To be done: Print exactly, and only, the lines running from the line containing "OCR this image." through the end of the records below.

***** Records to use *****

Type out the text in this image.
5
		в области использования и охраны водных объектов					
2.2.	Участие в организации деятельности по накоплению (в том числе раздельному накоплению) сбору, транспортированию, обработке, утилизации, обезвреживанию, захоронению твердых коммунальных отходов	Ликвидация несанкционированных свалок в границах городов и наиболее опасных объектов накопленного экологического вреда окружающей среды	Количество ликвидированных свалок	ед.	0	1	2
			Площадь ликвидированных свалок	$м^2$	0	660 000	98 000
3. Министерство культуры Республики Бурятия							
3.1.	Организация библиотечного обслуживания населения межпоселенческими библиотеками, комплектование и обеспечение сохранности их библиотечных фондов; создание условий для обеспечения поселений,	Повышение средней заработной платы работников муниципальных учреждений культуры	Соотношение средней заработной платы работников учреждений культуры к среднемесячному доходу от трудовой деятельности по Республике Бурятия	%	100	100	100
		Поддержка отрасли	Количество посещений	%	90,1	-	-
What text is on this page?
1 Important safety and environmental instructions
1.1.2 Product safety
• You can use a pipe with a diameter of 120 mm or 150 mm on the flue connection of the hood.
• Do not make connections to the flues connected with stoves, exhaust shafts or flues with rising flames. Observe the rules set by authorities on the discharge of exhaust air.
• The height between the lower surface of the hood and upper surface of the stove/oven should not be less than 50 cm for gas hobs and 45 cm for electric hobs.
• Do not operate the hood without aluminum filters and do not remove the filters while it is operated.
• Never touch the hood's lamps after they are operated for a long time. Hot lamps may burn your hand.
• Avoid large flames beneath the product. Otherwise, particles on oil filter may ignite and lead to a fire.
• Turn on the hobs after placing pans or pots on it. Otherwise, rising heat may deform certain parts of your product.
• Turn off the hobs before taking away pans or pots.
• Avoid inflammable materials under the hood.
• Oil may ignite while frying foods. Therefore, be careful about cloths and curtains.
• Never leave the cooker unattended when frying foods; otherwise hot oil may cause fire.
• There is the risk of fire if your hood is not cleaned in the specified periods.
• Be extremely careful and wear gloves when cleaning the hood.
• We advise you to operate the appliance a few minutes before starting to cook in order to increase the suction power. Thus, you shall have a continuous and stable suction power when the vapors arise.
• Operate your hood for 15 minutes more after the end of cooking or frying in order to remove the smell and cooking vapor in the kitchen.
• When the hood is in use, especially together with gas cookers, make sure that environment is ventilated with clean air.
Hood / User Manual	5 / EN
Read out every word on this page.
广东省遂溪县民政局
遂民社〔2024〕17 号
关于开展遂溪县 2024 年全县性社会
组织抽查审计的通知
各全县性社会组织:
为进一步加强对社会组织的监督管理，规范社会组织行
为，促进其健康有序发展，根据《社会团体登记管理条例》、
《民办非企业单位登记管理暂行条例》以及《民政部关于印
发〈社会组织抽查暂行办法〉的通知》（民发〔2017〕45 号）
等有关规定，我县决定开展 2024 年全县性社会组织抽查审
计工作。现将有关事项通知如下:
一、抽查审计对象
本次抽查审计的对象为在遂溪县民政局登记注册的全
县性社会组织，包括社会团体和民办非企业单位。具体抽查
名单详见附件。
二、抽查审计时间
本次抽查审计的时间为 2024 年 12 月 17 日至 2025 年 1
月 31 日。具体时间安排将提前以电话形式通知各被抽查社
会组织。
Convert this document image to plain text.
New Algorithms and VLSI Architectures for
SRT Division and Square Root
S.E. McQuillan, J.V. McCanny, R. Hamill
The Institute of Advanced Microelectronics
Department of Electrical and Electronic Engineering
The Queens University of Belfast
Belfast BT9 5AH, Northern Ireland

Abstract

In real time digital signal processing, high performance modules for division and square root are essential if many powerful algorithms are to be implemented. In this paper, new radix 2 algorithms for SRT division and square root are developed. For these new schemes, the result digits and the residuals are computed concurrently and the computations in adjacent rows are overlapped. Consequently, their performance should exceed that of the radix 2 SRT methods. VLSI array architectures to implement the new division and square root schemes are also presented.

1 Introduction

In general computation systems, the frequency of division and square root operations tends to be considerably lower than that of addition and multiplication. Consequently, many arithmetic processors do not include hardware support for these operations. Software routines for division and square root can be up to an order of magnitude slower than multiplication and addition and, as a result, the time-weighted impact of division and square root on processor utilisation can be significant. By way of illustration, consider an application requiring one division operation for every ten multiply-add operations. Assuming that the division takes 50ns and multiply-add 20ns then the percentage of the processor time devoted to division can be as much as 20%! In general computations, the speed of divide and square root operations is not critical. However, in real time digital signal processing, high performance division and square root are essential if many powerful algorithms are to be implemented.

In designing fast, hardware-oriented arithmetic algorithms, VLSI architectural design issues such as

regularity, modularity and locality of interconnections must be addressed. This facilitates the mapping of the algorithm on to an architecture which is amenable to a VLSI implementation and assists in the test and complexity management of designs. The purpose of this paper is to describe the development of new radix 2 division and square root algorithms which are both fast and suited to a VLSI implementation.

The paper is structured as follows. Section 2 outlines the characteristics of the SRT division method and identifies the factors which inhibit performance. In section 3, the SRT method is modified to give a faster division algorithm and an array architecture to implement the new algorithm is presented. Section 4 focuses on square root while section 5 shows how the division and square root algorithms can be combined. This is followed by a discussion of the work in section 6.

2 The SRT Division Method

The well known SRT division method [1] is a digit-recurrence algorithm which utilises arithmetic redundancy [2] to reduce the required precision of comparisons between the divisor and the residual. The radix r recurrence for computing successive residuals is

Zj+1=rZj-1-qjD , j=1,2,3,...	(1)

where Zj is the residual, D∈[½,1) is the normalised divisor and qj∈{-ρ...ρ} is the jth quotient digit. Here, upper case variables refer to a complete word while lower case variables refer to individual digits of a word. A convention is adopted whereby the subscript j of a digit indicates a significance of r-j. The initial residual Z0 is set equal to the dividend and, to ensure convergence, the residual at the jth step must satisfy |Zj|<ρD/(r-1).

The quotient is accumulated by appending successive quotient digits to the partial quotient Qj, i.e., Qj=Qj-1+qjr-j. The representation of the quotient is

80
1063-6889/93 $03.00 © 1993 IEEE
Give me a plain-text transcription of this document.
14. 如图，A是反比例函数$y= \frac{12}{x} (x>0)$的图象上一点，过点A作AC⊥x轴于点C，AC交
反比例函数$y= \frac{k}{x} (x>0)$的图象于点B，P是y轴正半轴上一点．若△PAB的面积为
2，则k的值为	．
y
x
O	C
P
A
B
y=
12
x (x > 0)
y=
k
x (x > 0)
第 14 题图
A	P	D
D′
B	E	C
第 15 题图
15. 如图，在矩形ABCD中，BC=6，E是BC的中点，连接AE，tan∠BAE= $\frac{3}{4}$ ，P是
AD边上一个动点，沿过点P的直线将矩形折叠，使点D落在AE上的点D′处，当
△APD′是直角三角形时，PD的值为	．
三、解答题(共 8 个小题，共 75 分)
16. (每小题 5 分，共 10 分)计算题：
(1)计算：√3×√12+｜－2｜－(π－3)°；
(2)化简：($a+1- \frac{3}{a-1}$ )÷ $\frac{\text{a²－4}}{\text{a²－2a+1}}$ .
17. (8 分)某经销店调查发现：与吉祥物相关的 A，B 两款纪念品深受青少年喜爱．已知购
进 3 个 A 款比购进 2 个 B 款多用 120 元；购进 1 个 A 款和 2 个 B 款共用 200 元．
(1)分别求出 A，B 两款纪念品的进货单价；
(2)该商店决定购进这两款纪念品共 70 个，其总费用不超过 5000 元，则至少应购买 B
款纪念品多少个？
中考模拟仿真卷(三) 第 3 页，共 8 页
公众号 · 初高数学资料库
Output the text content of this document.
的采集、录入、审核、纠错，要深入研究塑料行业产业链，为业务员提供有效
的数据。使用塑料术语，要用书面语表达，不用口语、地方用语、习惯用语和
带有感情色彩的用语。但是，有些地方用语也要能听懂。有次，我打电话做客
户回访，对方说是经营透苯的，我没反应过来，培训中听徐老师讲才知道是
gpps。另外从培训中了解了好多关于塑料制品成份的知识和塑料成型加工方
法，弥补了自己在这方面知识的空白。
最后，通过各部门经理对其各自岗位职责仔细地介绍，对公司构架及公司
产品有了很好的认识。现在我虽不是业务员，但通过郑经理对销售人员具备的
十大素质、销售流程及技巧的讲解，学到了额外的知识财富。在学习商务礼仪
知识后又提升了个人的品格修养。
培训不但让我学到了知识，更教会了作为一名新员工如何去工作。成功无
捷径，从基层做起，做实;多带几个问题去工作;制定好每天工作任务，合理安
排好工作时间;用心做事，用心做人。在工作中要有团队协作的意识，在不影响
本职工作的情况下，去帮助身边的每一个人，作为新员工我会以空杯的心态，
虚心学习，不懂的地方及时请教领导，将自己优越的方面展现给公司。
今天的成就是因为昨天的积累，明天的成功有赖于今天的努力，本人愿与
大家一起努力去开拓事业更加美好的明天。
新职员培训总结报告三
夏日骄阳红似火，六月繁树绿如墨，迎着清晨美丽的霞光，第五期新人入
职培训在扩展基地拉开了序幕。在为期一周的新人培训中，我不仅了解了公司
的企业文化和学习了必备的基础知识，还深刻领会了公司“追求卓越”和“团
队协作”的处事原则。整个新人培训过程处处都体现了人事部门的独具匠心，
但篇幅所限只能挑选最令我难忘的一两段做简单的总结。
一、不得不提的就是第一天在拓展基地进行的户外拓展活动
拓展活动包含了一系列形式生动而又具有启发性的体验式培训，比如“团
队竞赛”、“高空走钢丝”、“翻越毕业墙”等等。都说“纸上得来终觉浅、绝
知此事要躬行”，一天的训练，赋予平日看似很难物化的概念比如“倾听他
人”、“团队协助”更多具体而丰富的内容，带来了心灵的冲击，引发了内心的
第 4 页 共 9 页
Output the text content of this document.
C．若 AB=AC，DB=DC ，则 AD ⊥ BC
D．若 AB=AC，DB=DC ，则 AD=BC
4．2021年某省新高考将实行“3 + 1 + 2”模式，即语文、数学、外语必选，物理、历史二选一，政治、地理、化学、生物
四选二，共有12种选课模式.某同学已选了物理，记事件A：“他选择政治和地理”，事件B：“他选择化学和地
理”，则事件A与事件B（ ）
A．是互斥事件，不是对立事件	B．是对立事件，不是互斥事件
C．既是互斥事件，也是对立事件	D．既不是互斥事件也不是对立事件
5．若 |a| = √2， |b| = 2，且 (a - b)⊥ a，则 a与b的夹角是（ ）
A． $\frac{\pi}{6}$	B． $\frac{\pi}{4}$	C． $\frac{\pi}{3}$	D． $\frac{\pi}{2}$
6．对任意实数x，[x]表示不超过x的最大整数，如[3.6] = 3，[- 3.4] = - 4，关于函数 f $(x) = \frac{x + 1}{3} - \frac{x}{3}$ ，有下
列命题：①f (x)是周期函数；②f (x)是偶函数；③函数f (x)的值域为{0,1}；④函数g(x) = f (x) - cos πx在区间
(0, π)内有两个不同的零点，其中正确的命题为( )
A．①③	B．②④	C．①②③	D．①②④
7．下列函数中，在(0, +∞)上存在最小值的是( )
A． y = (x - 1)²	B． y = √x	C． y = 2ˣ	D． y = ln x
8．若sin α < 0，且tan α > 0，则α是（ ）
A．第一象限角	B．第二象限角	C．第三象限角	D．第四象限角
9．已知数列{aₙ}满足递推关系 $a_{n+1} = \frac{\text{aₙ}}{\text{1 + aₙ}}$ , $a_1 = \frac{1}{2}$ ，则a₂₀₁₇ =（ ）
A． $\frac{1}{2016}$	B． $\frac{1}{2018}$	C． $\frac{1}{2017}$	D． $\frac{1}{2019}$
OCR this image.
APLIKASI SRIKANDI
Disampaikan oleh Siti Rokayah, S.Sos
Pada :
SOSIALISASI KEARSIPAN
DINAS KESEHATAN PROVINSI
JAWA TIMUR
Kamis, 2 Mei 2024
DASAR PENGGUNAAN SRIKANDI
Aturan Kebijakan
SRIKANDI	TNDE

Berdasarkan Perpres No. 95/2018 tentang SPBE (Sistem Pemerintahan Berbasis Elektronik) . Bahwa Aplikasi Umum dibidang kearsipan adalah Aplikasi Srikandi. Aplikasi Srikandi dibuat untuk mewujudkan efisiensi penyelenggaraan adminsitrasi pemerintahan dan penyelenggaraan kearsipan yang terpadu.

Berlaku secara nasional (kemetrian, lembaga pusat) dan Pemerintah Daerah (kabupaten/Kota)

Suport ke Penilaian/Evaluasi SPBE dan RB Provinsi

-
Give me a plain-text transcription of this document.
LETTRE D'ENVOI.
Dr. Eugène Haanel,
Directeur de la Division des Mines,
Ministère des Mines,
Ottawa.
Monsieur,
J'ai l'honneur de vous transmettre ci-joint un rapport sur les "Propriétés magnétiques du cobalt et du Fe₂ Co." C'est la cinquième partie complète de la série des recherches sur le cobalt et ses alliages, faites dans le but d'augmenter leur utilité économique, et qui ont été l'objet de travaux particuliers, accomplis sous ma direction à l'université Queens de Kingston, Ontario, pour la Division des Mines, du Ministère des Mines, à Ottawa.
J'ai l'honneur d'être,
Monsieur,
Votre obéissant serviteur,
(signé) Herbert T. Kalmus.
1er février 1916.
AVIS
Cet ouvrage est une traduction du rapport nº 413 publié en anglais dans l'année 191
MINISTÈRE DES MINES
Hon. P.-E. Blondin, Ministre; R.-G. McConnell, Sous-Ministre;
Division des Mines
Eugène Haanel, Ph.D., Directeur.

*****

Solution to this task:
OCR this image.
APLIKASI SRIKANDI
Disampaikan oleh Siti Rokayah, S.Sos
Pada :
SOSIALISASI KEARSIPAN
DINAS KESEHATAN PROVINSI
JAWA TIMUR
Kamis, 2 Mei 2024
DASAR PENGGUNAAN SRIKANDI
Aturan Kebijakan
SRIKANDI	TNDE

Berdasarkan Perpres No. 95/2018 tentang SPBE (Sistem Pemerintahan Berbasis Elektronik) . Bahwa Aplikasi Umum dibidang kearsipan adalah Aplikasi Srikandi. Aplikasi Srikandi dibuat untuk mewujudkan efisiensi penyelenggaraan adminsitrasi pemerintahan dan penyelenggaraan kearsipan yang terpadu.

Berlaku secara nasional (kemetrian, lembaga pusat) dan Pemerintah Daerah (kabupaten/Kota)

Suport ke Penilaian/Evaluasi SPBE dan RB Provinsi

-
Give me a plain-text transcription of this document.
LETTRE D'ENVOI.
Dr. Eugène Haanel,
Directeur de la Division des Mines,
Ministère des Mines,
Ottawa.
Monsieur,
J'ai l'honneur de vous transmettre ci-joint un rapport sur les "Propriétés magnétiques du cobalt et du Fe₂ Co." C'est la cinquième partie complète de la série des recherches sur le cobalt et ses alliages, faites dans le but d'augmenter leur utilité économique, et qui ont été l'objet de travaux particuliers, accomplis sous ma direction à l'université Queens de Kingston, Ontario, pour la Division des Mines, du Ministère des Mines, à Ottawa.
J'ai l'honneur d'être,
Monsieur,
Votre obéissant serviteur,
(signé) Herbert T. Kalmus.
1er février 1916.
AVIS
Cet ouvrage est une traduction du rapport nº 413 publié en anglais dans l'année 191
MINISTÈRE DES MINES
Hon. P.-E. Blondin, Ministre; R.-G. McConnell, Sous-Ministre;
Division des Mines
Eugène Haanel, Ph.D., Directeur.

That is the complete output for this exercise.